Directions:
Every line holding the string "name" should be gathered.

(Stored entries)

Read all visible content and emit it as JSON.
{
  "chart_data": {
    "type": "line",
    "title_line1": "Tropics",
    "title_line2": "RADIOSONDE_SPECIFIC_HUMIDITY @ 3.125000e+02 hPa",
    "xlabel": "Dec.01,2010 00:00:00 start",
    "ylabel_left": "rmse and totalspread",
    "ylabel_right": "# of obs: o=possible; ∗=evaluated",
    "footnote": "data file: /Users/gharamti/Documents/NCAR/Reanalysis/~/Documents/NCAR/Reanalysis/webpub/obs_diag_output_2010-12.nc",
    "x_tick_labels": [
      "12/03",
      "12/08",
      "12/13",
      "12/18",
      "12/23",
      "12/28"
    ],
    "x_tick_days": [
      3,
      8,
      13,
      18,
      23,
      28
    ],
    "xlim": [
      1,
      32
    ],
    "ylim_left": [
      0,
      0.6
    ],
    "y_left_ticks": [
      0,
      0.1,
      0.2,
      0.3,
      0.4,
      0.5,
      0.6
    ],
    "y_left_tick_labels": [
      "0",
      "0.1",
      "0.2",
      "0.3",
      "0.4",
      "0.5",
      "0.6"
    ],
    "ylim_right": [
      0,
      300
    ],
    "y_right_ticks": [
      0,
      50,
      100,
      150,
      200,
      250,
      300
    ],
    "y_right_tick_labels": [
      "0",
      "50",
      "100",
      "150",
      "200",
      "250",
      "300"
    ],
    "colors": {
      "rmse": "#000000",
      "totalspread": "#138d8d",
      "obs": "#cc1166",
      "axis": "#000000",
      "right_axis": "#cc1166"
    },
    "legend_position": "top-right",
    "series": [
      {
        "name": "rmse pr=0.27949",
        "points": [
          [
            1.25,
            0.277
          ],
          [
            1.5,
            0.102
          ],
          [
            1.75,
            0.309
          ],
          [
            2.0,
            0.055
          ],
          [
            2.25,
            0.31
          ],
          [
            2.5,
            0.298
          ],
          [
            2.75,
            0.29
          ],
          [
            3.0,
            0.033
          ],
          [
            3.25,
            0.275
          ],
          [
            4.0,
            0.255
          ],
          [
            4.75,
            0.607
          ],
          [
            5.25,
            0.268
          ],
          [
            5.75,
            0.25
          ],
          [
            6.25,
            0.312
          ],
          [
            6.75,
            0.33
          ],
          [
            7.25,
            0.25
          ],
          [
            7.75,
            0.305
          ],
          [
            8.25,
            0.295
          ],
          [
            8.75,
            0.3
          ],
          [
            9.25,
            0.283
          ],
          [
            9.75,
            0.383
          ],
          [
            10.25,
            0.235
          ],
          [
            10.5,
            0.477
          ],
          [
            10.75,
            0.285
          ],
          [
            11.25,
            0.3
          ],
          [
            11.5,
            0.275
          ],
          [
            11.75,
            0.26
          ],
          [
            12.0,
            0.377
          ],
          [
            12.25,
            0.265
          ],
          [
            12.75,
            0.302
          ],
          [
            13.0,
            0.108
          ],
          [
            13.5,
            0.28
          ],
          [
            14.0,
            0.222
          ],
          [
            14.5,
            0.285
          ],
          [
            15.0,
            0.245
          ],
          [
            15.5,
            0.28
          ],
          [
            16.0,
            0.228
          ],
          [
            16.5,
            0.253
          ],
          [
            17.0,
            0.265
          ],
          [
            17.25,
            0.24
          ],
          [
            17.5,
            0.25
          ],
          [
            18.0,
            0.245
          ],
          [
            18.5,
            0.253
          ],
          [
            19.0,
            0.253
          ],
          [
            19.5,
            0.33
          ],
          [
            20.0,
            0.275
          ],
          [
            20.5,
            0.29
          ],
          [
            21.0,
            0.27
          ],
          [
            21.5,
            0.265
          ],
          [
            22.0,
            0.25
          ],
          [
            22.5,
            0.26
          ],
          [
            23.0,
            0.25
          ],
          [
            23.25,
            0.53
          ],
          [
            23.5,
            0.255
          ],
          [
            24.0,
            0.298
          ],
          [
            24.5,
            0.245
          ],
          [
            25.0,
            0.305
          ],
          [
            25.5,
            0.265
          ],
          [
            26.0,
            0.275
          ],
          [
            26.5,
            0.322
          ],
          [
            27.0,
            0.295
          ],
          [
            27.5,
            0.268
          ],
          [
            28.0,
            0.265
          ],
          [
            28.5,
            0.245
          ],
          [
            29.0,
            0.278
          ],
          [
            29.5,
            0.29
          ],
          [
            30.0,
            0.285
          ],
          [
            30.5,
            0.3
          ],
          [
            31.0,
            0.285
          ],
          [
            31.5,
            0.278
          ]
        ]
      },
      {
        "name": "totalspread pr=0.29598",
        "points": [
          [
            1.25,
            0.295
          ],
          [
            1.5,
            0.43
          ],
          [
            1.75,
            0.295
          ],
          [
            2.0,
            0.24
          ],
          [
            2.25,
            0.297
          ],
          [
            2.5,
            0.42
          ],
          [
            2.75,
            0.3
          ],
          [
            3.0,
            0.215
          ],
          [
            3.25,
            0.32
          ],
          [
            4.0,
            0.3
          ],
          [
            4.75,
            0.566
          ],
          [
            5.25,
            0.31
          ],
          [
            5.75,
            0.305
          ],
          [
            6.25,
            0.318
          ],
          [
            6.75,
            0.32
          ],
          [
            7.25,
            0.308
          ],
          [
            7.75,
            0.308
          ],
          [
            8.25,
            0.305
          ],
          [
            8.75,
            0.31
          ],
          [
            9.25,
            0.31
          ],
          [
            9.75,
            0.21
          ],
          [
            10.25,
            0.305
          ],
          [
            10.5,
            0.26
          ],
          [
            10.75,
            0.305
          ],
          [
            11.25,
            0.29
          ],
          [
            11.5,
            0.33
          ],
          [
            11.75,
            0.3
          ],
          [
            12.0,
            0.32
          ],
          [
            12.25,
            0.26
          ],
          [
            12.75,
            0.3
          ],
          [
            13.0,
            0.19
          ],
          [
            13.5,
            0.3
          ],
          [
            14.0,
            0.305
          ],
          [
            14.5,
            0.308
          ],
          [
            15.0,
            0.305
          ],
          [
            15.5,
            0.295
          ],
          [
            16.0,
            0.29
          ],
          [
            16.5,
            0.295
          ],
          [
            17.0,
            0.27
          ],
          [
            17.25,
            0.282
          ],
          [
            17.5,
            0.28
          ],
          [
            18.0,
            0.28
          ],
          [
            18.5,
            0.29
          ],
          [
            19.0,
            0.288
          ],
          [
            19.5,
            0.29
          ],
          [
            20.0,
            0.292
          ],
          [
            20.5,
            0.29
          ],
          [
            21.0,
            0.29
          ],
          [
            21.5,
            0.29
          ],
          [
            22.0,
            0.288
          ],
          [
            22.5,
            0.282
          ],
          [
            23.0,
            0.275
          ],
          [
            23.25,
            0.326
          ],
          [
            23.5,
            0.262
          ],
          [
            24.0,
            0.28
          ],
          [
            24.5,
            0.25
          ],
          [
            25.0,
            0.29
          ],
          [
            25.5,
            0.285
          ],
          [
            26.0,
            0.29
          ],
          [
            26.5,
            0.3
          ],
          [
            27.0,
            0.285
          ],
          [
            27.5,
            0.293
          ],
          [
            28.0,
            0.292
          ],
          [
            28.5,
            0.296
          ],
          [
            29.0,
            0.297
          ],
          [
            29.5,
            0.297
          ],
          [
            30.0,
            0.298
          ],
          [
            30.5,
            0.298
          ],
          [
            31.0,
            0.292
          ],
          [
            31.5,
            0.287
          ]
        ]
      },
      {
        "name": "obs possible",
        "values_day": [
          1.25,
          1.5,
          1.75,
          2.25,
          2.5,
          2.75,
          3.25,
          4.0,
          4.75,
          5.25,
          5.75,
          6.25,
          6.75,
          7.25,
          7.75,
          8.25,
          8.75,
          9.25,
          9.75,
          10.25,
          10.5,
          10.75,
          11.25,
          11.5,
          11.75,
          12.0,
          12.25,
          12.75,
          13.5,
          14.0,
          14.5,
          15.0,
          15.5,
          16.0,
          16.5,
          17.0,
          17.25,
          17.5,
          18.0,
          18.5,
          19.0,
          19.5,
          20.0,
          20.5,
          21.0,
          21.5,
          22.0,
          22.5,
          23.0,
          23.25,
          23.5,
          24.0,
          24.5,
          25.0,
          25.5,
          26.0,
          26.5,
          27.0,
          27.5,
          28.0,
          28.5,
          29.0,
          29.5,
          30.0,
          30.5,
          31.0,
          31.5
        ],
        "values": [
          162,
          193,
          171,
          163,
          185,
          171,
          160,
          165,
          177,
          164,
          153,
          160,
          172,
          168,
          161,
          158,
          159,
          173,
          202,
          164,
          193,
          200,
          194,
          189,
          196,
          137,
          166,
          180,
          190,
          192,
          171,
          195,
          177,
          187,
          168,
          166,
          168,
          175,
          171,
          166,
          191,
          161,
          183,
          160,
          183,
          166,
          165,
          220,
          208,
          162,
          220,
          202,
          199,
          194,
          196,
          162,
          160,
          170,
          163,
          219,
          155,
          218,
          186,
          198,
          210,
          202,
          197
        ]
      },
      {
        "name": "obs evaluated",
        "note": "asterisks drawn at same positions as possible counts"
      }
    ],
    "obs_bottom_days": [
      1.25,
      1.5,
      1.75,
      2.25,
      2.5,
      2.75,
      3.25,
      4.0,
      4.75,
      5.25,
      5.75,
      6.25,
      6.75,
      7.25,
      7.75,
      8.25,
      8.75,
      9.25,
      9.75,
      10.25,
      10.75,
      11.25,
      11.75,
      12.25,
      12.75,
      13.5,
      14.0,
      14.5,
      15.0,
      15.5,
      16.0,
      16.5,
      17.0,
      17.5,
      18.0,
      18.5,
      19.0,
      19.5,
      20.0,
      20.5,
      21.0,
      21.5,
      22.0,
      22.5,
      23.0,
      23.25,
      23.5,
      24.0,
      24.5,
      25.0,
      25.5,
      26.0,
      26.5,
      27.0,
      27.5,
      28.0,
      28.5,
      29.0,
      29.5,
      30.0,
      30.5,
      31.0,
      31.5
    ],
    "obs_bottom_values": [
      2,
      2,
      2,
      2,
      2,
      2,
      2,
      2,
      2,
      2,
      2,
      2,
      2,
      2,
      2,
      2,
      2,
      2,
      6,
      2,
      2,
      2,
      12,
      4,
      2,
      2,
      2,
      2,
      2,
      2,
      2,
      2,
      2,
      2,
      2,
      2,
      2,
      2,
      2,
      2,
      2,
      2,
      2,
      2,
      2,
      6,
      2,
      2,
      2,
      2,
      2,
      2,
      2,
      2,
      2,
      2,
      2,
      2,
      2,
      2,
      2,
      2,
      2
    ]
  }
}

Response to this exercise:
        "name": "rmse pr=0.27949",
        "name": "totalspread pr=0.29598",
        "name": "obs possible",
        "name": "obs evaluated",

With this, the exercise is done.